## Begin
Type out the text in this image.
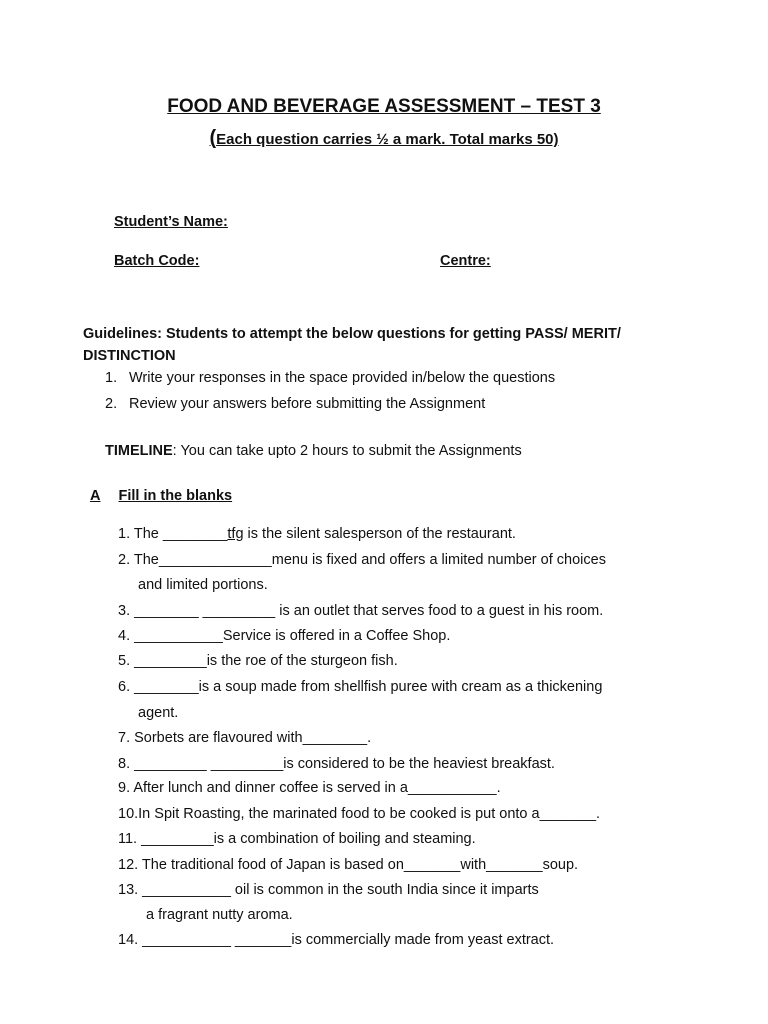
FOOD AND BEVERAGE ASSESSMENT – TEST 3
(Each question carries ½ a mark. Total marks 50)
Student’s Name:
Batch Code:	Centre:
Guidelines: Students to attempt the below questions for getting PASS/ MERIT/
DISTINCTION
1. Write your responses in the space provided in/below the questions
2. Review your answers before submitting the Assignment
TIMELINE: You can take upto 2 hours to submit the Assignments
A Fill in the blanks
1. The ________tfg is the silent salesperson of the restaurant.
2. The______________menu is fixed and offers a limited number of choices
and limited portions.
3. ________ _________ is an outlet that serves food to a guest in his room.
4. ___________Service is offered in a Coffee Shop.
5. _________is the roe of the sturgeon fish.
6. ________is a soup made from shellfish puree with cream as a thickening
agent.
7. Sorbets are flavoured with________.
8. _________ _________is considered to be the heaviest breakfast.
9. After lunch and dinner coffee is served in a___________.
10.In Spit Roasting, the marinated food to be cooked is put onto a_______.
11. _________is a combination of boiling and steaming.
12. The traditional food of Japan is based on_______with_______soup.
13. ___________ oil is common in the south India since it imparts
a fragrant nutty aroma.
14. ___________ _______is commercially made from yeast extract.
## End
WRITTEN REQUEST:
In the entries above, find every line with the word "below" and list it.

THE COMPLETED TASK:
Guidelines: Students to attempt the below questions for getting PASS/ MERIT/
1. Write your responses in the space provided in/below the questions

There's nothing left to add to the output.